▶ [Your objective]: Retype the data below exactly; skip every image.

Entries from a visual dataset
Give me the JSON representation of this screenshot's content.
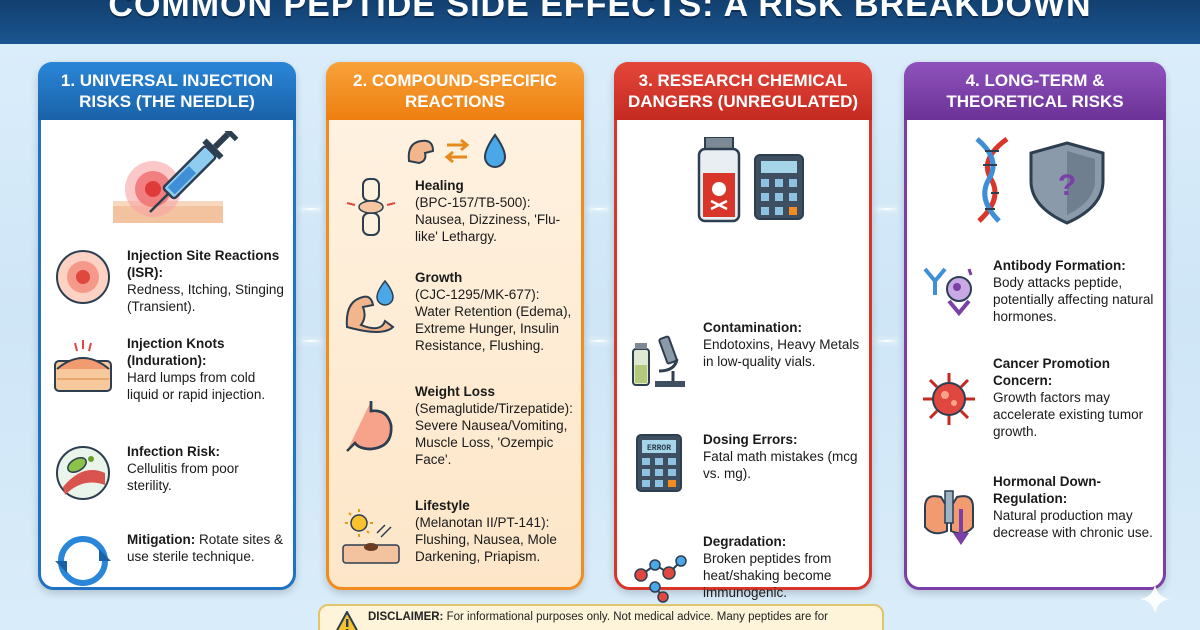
{
  "title": "COMMON PEPTIDE SIDE EFFECTS: A RISK BREAKDOWN",
  "colors": {
    "blue": "#1f73c2",
    "orange": "#f28c1e",
    "red": "#d9362b",
    "purple": "#7b3fa8"
  },
  "columns": [
    {
      "header": "1. UNIVERSAL INJECTION RISKS (THE NEEDLE)",
      "hero_icon": "syringe-icon",
      "items": [
        {
          "icon": "skin-redness-icon",
          "title": "Injection Site Reactions (ISR):",
          "text": "Redness, Itching, Stinging (Transient)."
        },
        {
          "icon": "skin-lump-icon",
          "title": "Injection Knots (Induration):",
          "text": "Hard lumps from cold liquid or rapid injection."
        },
        {
          "icon": "bacteria-icon",
          "title": "Infection Risk:",
          "text": "Cellulitis from poor sterility."
        },
        {
          "icon": "rotate-arrows-icon",
          "title": "Mitigation:",
          "text": "Rotate sites & use sterile technique."
        }
      ]
    },
    {
      "header": "2. COMPOUND-SPECIFIC REACTIONS",
      "hero_icon": "muscle-swap-drop-icon",
      "items": [
        {
          "icon": "joint-icon",
          "title": "Healing",
          "text": "(BPC-157/TB-500): Nausea, Dizziness, 'Flu-like' Lethargy."
        },
        {
          "icon": "arm-water-icon",
          "title": "Growth",
          "text": "(CJC-1295/MK-677): Water Retention (Edema), Extreme Hunger, Insulin Resistance, Flushing."
        },
        {
          "icon": "stomach-icon",
          "title": "Weight Loss",
          "text": "(Semaglutide/Tirzepatide): Severe Nausea/Vomiting, Muscle Loss, 'Ozempic Face'."
        },
        {
          "icon": "sun-skin-icon",
          "title": "Lifestyle",
          "text": "(Melanotan II/PT-141): Flushing, Nausea, Mole Darkening, Priapism."
        }
      ]
    },
    {
      "header": "3. RESEARCH CHEMICAL DANGERS (UNREGULATED)",
      "hero_icon": "poison-vial-calculator-icon",
      "items": [
        {
          "icon": "microscope-vial-icon",
          "title": "Contamination:",
          "text": "Endotoxins, Heavy Metals in low-quality vials."
        },
        {
          "icon": "calculator-error-icon",
          "title": "Dosing Errors:",
          "text": "Fatal math mistakes (mcg vs. mg)."
        },
        {
          "icon": "molecule-icon",
          "title": "Degradation:",
          "text": "Broken peptides from heat/shaking become immunogenic."
        }
      ],
      "calc_screen": "ERROR"
    },
    {
      "header": "4. LONG-TERM & THEORETICAL RISKS",
      "hero_icon": "dna-shield-icon",
      "items": [
        {
          "icon": "antibody-icon",
          "title": "Antibody Formation:",
          "text": "Body attacks peptide, potentially affecting natural hormones."
        },
        {
          "icon": "cancer-cell-icon",
          "title": "Cancer Promotion Concern:",
          "text": "Growth factors may accelerate existing tumor growth."
        },
        {
          "icon": "gland-down-icon",
          "title": "Hormonal Down-Regulation:",
          "text": "Natural production may decrease with chronic use."
        }
      ]
    }
  ],
  "disclaimer": {
    "label": "DISCLAIMER:",
    "text": "For informational purposes only. Not medical advice. Many peptides are for"
  }
}
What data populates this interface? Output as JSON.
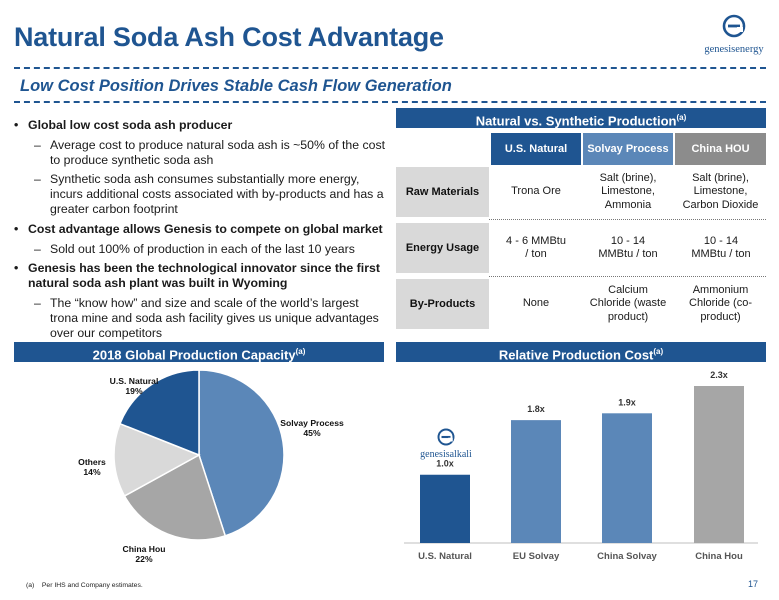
{
  "title": "Natural Soda Ash Cost Advantage",
  "logo_text": "genesisenergy",
  "subtitle": "Low Cost Position Drives Stable Cash Flow Generation",
  "bullets": [
    {
      "text": "Global low cost soda ash producer",
      "subs": [
        "Average cost to produce natural soda ash is ~50% of the cost to produce synthetic soda ash",
        "Synthetic soda ash consumes substantially more energy, incurs additional costs associated with by-products and has a greater carbon footprint"
      ]
    },
    {
      "text": "Cost advantage allows Genesis to compete on global market",
      "subs": [
        "Sold out 100% of production in each of the last 10 years"
      ]
    },
    {
      "text": "Genesis has been the technological innovator since the first natural soda ash plant was built in Wyoming",
      "subs": [
        "The “know how” and size and scale of the world’s largest trona mine and soda ash facility gives us unique advantages over our competitors"
      ]
    }
  ],
  "table": {
    "title": "Natural vs. Synthetic Production",
    "title_note": "(a)",
    "columns": [
      "U.S. Natural",
      "Solvay Process",
      "China HOU"
    ],
    "column_colors": [
      "#1f5591",
      "#5b87b8",
      "#8c8c8c"
    ],
    "rows": [
      {
        "label": "Raw Materials",
        "values": [
          "Trona Ore",
          "Salt (brine), Limestone, Ammonia",
          "Salt (brine), Limestone, Carbon Dioxide"
        ]
      },
      {
        "label": "Energy Usage",
        "values": [
          "4 - 6 MMBtu / ton",
          "10 - 14 MMBtu / ton",
          "10 - 14 MMBtu / ton"
        ]
      },
      {
        "label": "By-Products",
        "values": [
          "None",
          "Calcium Chloride (waste product)",
          "Ammonium Chloride (co-product)"
        ]
      }
    ]
  },
  "pie": {
    "title": "2018 Global Production Capacity",
    "title_note": "(a)",
    "chart_data": {
      "type": "pie",
      "slices": [
        {
          "name": "Solvay Process",
          "value": 45,
          "label": "45%",
          "color": "#5b87b8"
        },
        {
          "name": "China Hou",
          "value": 22,
          "label": "22%",
          "color": "#a6a6a6"
        },
        {
          "name": "Others",
          "value": 14,
          "label": "14%",
          "color": "#d9d9d9"
        },
        {
          "name": "U.S. Natural",
          "value": 19,
          "label": "19%",
          "color": "#1f5591"
        }
      ]
    }
  },
  "bar": {
    "title": "Relative Production Cost",
    "title_note": "(a)",
    "logo_text": "genesisalkali",
    "chart_data": {
      "type": "bar",
      "categories": [
        "U.S. Natural",
        "EU Solvay",
        "China Solvay",
        "China Hou"
      ],
      "values": [
        1.0,
        1.8,
        1.9,
        2.3
      ],
      "labels": [
        "1.0x",
        "1.8x",
        "1.9x",
        "2.3x"
      ],
      "colors": [
        "#1f5591",
        "#5b87b8",
        "#5b87b8",
        "#a6a6a6"
      ],
      "ylim": [
        0,
        2.3
      ]
    }
  },
  "footnote_mark": "(a)",
  "footnote_text": "Per IHS and Company estimates.",
  "page_number": "17"
}
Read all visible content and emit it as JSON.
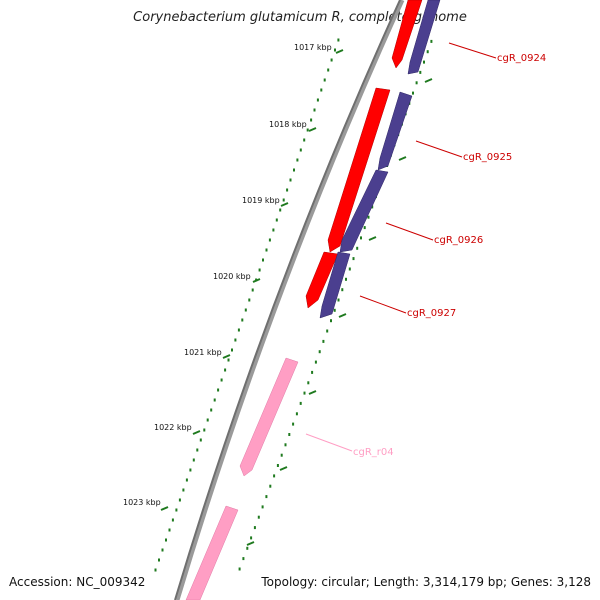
{
  "title": "Corynebacterium glutamicum R, complete genome",
  "accession_text": "Accession: NC_009342",
  "summary_text": "Topology: circular; Length: 3,314,179 bp; Genes: 3,128",
  "colors": {
    "backbone": "#808080",
    "tick": "#1f7a1f",
    "forward_gene": "#ff0000",
    "reverse_gene": "#4b3f8f",
    "rna_gene": "#ff9ec4",
    "label_red": "#cc0000",
    "label_pink": "#ff9ec4"
  },
  "scale_ticks": [
    "1017 kbp",
    "1018 kbp",
    "1019 kbp",
    "1020 kbp",
    "1021 kbp",
    "1022 kbp",
    "1023 kbp"
  ],
  "genes": [
    {
      "name": "cgR_0924",
      "strand": "reverse",
      "type": "CDS"
    },
    {
      "name": "cgR_0925",
      "strand": "reverse",
      "type": "CDS"
    },
    {
      "name": "cgR_0926",
      "strand": "reverse",
      "type": "CDS"
    },
    {
      "name": "cgR_0927",
      "strand": "reverse",
      "type": "CDS"
    },
    {
      "name": "cgR_r04",
      "strand": "forward",
      "type": "rRNA"
    }
  ]
}
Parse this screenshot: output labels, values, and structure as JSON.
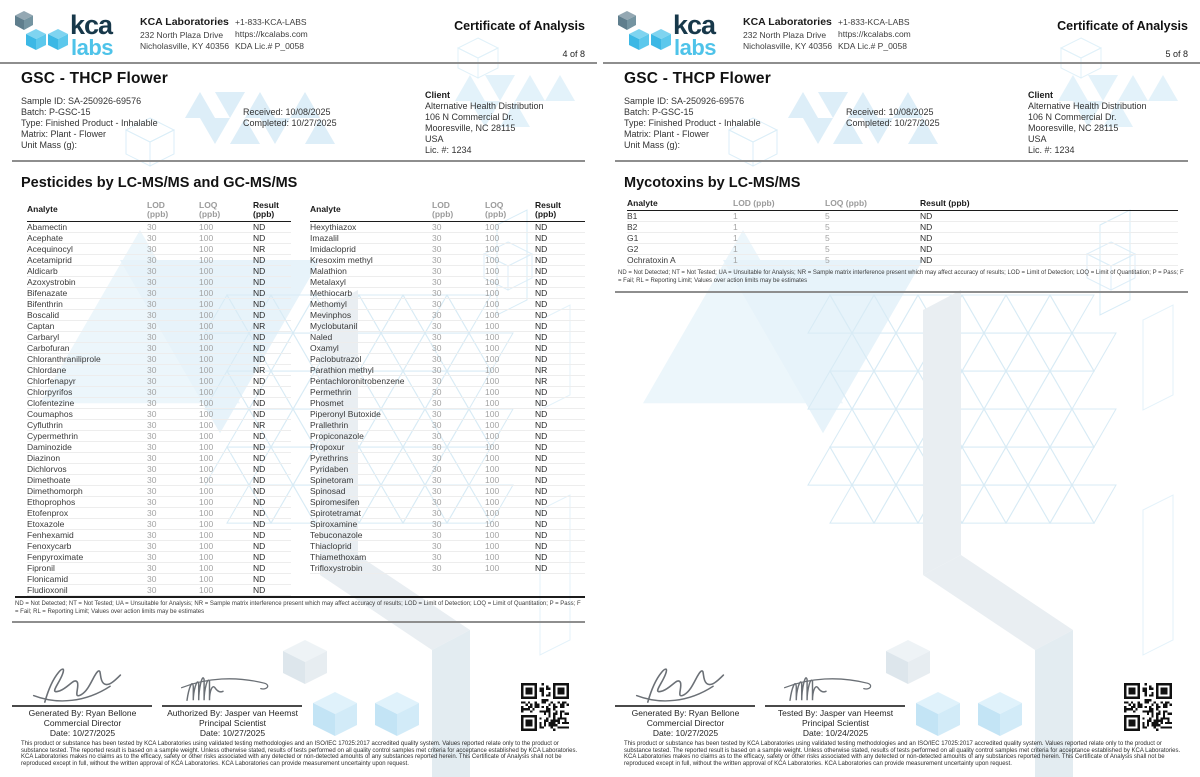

▶ [Response to this task]:
Give me the JSON representation of this screenshot's content.
{
  "title": "COMMON PEPTIDE SIDE EFFECTS: A RISK BREAKDOWN",
  "colors": {
    "blue": "#1f73c2",
    "orange": "#f28c1e",
    "red": "#d9362b",
    "purple": "#7b3fa8"
  },
  "columns": [
    {
      "header": "1. UNIVERSAL INJECTION RISKS (THE NEEDLE)",
      "hero_icon": "syringe-icon",
      "items": [
        {
          "icon": "skin-redness-icon",
          "title": "Injection Site Reactions (ISR):",
          "text": "Redness, Itching, Stinging (Transient)."
        },
        {
          "icon": "skin-lump-icon",
          "title": "Injection Knots (Induration):",
          "text": "Hard lumps from cold liquid or rapid injection."
        },
        {
          "icon": "bacteria-icon",
          "title": "Infection Risk:",
          "text": "Cellulitis from poor sterility."
        },
        {
          "icon": "rotate-arrows-icon",
          "title": "Mitigation:",
          "text": "Rotate sites & use sterile technique."
        }
      ]
    },
    {
      "header": "2. COMPOUND-SPECIFIC REACTIONS",
      "hero_icon": "muscle-swap-drop-icon",
      "items": [
        {
          "icon": "joint-icon",
          "title": "Healing",
          "text": "(BPC-157/TB-500): Nausea, Dizziness, 'Flu-like' Lethargy."
        },
        {
          "icon": "arm-water-icon",
          "title": "Growth",
          "text": "(CJC-1295/MK-677): Water Retention (Edema), Extreme Hunger, Insulin Resistance, Flushing."
        },
        {
          "icon": "stomach-icon",
          "title": "Weight Loss",
          "text": "(Semaglutide/Tirzepatide): Severe Nausea/Vomiting, Muscle Loss, 'Ozempic Face'."
        },
        {
          "icon": "sun-skin-icon",
          "title": "Lifestyle",
          "text": "(Melanotan II/PT-141): Flushing, Nausea, Mole Darkening, Priapism."
        }
      ]
    },
    {
      "header": "3. RESEARCH CHEMICAL DANGERS (UNREGULATED)",
      "hero_icon": "poison-vial-calculator-icon",
      "items": [
        {
          "icon": "microscope-vial-icon",
          "title": "Contamination:",
          "text": "Endotoxins, Heavy Metals in low-quality vials."
        },
        {
          "icon": "calculator-error-icon",
          "title": "Dosing Errors:",
          "text": "Fatal math mistakes (mcg vs. mg)."
        },
        {
          "icon": "molecule-icon",
          "title": "Degradation:",
          "text": "Broken peptides from heat/shaking become immunogenic."
        }
      ],
      "calc_screen": "ERROR"
    },
    {
      "header": "4. LONG-TERM & THEORETICAL RISKS",
      "hero_icon": "dna-shield-icon",
      "items": [
        {
          "icon": "antibody-icon",
          "title": "Antibody Formation:",
          "text": "Body attacks peptide, potentially affecting natural hormones."
        },
        {
          "icon": "cancer-cell-icon",
          "title": "Cancer Promotion Concern:",
          "text": "Growth factors may accelerate existing tumor growth."
        },
        {
          "icon": "gland-down-icon",
          "title": "Hormonal Down-Regulation:",
          "text": "Natural production may decrease with chronic use."
        }
      ]
    }
  ],
  "disclaimer": {
    "label": "DISCLAIMER:",
    "text": "For informational purposes only. Not medical advice. Many peptides are for"
  }
}
What data populates this interface? Output as JSON.
{
  "title": "Natural Soda Ash Cost Advantage",
  "logo_text": "genesisenergy",
  "subtitle": "Low Cost Position Drives Stable Cash Flow Generation",
  "bullets": [
    {
      "text": "Global low cost soda ash producer",
      "subs": [
        "Average cost to produce natural soda ash is ~50% of the cost to produce synthetic soda ash",
        "Synthetic soda ash consumes substantially more energy, incurs additional costs associated with by-products and has a greater carbon footprint"
      ]
    },
    {
      "text": "Cost advantage allows Genesis to compete on global market",
      "subs": [
        "Sold out 100% of production in each of the last 10 years"
      ]
    },
    {
      "text": "Genesis has been the technological innovator since the first natural soda ash plant was built in Wyoming",
      "subs": [
        "The “know how” and size and scale of the world’s largest trona mine and soda ash facility gives us unique advantages over our competitors"
      ]
    }
  ],
  "table": {
    "title": "Natural vs. Synthetic Production",
    "title_note": "(a)",
    "columns": [
      "U.S. Natural",
      "Solvay Process",
      "China HOU"
    ],
    "column_colors": [
      "#1f5591",
      "#5b87b8",
      "#8c8c8c"
    ],
    "rows": [
      {
        "label": "Raw Materials",
        "values": [
          "Trona Ore",
          "Salt (brine), Limestone, Ammonia",
          "Salt (brine), Limestone, Carbon Dioxide"
        ]
      },
      {
        "label": "Energy Usage",
        "values": [
          "4 - 6 MMBtu / ton",
          "10 - 14 MMBtu / ton",
          "10 - 14 MMBtu / ton"
        ]
      },
      {
        "label": "By-Products",
        "values": [
          "None",
          "Calcium Chloride (waste product)",
          "Ammonium Chloride (co-product)"
        ]
      }
    ]
  },
  "pie": {
    "title": "2018 Global Production Capacity",
    "title_note": "(a)",
    "chart_data": {
      "type": "pie",
      "slices": [
        {
          "name": "Solvay Process",
          "value": 45,
          "label": "45%",
          "color": "#5b87b8"
        },
        {
          "name": "China Hou",
          "value": 22,
          "label": "22%",
          "color": "#a6a6a6"
        },
        {
          "name": "Others",
          "value": 14,
          "label": "14%",
          "color": "#d9d9d9"
        },
        {
          "name": "U.S. Natural",
          "value": 19,
          "label": "19%",
          "color": "#1f5591"
        }
      ]
    }
  },
  "bar": {
    "title": "Relative Production Cost",
    "title_note": "(a)",
    "logo_text": "genesisalkali",
    "chart_data": {
      "type": "bar",
      "categories": [
        "U.S. Natural",
        "EU Solvay",
        "China Solvay",
        "China Hou"
      ],
      "values": [
        1.0,
        1.8,
        1.9,
        2.3
      ],
      "labels": [
        "1.0x",
        "1.8x",
        "1.9x",
        "2.3x"
      ],
      "colors": [
        "#1f5591",
        "#5b87b8",
        "#5b87b8",
        "#a6a6a6"
      ],
      "ylim": [
        0,
        2.3
      ]
    }
  },
  "footnote_mark": "(a)",
  "footnote_text": "Per IHS and Company estimates.",
  "page_number": "17"
}
Read all visible content and emit it as JSON.
{
  "title": "Corynebacterium glutamicum R, complete genome",
  "accession_text": "Accession: NC_009342",
  "summary_text": "Topology: circular; Length: 3,314,179 bp; Genes: 3,128",
  "colors": {
    "backbone": "#808080",
    "tick": "#1f7a1f",
    "forward_gene": "#ff0000",
    "reverse_gene": "#4b3f8f",
    "rna_gene": "#ff9ec4",
    "label_red": "#cc0000",
    "label_pink": "#ff9ec4"
  },
  "scale_ticks": [
    "1017 kbp",
    "1018 kbp",
    "1019 kbp",
    "1020 kbp",
    "1021 kbp",
    "1022 kbp",
    "1023 kbp"
  ],
  "genes": [
    {
      "name": "cgR_0924",
      "strand": "reverse",
      "type": "CDS"
    },
    {
      "name": "cgR_0925",
      "strand": "reverse",
      "type": "CDS"
    },
    {
      "name": "cgR_0926",
      "strand": "reverse",
      "type": "CDS"
    },
    {
      "name": "cgR_0927",
      "strand": "reverse",
      "type": "CDS"
    },
    {
      "name": "cgR_r04",
      "strand": "forward",
      "type": "rRNA"
    }
  ]
}
Parse this screenshot: output labels, values, and structure as JSON.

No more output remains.